> [Task details]:
Which lines hold the string "waveform"? Copy every one of them.

> [Items]:
★ ★ ★ ★ ★

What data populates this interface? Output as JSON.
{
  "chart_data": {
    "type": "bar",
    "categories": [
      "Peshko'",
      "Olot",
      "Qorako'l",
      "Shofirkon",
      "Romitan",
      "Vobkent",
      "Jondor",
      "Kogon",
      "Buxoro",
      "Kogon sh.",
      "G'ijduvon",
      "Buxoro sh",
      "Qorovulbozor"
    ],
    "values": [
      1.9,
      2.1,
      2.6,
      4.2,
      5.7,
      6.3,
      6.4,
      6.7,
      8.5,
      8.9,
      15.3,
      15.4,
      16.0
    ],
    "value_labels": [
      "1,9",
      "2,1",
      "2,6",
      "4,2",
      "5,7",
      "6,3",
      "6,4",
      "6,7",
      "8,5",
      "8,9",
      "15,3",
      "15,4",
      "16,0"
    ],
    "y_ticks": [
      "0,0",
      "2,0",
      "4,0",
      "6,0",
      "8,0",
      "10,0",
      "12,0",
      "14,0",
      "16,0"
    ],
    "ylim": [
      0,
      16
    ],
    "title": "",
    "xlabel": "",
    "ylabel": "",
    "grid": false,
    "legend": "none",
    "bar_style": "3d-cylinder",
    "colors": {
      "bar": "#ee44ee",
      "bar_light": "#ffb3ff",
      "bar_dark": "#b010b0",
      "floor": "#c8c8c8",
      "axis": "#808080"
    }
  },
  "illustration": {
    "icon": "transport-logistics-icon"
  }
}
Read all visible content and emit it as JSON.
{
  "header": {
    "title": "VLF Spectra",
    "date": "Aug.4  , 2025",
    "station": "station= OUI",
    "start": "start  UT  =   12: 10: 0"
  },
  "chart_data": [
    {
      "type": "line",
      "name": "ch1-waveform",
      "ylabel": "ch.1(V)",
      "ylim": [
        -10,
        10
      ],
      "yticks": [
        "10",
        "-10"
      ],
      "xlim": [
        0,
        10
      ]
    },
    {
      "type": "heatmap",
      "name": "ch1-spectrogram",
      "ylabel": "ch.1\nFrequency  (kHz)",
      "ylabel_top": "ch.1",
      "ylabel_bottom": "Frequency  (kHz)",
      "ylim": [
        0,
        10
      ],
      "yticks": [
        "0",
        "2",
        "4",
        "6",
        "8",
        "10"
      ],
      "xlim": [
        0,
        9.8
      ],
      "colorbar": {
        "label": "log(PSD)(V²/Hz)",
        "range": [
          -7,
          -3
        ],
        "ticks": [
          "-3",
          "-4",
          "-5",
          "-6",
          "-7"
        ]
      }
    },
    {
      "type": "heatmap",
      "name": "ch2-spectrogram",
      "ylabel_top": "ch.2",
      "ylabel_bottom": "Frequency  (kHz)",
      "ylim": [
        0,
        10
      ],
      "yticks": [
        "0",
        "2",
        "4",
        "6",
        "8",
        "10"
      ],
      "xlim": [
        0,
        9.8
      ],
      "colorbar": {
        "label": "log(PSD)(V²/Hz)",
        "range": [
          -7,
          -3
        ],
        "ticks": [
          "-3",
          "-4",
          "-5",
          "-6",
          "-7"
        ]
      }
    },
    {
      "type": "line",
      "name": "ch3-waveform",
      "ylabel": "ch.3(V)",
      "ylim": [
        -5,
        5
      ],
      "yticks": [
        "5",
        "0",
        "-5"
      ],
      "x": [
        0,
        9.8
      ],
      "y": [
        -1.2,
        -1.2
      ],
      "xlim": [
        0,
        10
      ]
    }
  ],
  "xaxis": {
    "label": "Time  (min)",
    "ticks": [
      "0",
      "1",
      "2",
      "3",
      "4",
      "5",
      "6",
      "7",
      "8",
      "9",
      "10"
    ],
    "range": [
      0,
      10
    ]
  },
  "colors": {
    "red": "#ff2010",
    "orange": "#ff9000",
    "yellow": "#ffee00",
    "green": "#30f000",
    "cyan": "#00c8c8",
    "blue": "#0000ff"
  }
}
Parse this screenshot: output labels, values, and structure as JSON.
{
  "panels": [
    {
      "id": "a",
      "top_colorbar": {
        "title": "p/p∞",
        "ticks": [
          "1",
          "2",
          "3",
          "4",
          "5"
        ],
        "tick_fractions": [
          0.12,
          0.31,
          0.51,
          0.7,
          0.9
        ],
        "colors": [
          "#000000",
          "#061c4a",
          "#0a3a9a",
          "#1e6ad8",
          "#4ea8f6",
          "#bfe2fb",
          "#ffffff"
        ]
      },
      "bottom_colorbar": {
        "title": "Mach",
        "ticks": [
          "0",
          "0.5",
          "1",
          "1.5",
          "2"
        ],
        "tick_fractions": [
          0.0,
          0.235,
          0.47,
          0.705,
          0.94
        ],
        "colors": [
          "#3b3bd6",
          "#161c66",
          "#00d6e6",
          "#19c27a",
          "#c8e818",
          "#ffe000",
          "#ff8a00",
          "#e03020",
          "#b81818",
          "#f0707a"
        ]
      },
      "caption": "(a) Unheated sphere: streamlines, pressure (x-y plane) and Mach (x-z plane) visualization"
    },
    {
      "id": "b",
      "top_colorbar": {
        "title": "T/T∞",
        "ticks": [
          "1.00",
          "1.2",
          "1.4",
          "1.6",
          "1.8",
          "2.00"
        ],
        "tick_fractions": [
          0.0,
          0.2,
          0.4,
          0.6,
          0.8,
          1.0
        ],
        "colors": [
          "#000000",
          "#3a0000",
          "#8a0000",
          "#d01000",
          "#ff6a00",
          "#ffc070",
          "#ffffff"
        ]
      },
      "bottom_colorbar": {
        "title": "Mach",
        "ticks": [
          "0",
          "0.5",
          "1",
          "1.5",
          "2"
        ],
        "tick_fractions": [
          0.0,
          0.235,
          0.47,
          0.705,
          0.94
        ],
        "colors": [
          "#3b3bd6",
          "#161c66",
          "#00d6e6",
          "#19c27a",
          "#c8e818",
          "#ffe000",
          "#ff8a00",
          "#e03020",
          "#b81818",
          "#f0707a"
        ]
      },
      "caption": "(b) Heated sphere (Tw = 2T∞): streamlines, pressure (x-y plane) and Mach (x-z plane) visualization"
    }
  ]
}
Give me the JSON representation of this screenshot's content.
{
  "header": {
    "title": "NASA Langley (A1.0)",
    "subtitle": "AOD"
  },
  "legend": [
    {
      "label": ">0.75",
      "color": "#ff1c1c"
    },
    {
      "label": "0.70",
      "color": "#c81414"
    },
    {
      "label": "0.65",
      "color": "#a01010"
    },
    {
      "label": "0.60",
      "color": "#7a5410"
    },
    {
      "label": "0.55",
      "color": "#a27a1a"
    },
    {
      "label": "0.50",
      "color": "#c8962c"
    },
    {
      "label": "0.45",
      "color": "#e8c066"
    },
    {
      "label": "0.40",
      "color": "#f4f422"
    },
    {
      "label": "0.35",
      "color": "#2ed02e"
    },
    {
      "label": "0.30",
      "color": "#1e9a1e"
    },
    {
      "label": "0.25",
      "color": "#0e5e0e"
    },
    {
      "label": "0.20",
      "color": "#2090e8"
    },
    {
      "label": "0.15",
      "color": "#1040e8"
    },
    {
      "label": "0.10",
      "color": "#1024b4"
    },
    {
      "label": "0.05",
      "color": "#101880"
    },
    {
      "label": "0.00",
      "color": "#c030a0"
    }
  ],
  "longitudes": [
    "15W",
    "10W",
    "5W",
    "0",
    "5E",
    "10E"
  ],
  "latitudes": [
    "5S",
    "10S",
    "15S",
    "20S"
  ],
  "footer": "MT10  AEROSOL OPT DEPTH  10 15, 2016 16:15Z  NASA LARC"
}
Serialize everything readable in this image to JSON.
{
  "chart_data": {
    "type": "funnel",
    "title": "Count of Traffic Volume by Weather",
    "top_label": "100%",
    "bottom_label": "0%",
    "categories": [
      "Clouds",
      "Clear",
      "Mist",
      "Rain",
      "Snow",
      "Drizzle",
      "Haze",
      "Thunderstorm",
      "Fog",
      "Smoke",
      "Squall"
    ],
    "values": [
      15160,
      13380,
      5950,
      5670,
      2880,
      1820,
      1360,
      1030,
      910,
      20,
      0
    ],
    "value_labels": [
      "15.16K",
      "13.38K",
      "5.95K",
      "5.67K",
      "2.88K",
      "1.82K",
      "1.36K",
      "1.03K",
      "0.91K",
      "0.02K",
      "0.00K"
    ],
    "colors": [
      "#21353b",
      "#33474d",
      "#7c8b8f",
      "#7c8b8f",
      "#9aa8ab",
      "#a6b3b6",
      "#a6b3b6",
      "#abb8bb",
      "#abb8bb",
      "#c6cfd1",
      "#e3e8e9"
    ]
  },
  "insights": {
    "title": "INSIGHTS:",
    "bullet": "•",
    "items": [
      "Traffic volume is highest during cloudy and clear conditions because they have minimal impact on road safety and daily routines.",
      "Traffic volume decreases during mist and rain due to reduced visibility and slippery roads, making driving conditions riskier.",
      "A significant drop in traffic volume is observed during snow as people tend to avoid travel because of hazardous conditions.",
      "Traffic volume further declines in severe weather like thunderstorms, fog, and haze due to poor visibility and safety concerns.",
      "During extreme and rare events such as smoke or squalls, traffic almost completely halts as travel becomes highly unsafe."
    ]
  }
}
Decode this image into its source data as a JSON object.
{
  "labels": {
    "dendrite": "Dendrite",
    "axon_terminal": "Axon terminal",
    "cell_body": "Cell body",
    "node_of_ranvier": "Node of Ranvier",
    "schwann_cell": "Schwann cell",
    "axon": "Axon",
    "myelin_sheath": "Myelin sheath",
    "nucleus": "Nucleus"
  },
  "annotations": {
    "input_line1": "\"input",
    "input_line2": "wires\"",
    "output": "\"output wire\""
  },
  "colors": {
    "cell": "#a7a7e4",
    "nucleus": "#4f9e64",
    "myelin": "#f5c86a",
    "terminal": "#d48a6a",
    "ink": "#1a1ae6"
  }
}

★ ★ ★ ★ ★

> [Result below]:
      "name": "ch1-waveform",
      "name": "ch3-waveform",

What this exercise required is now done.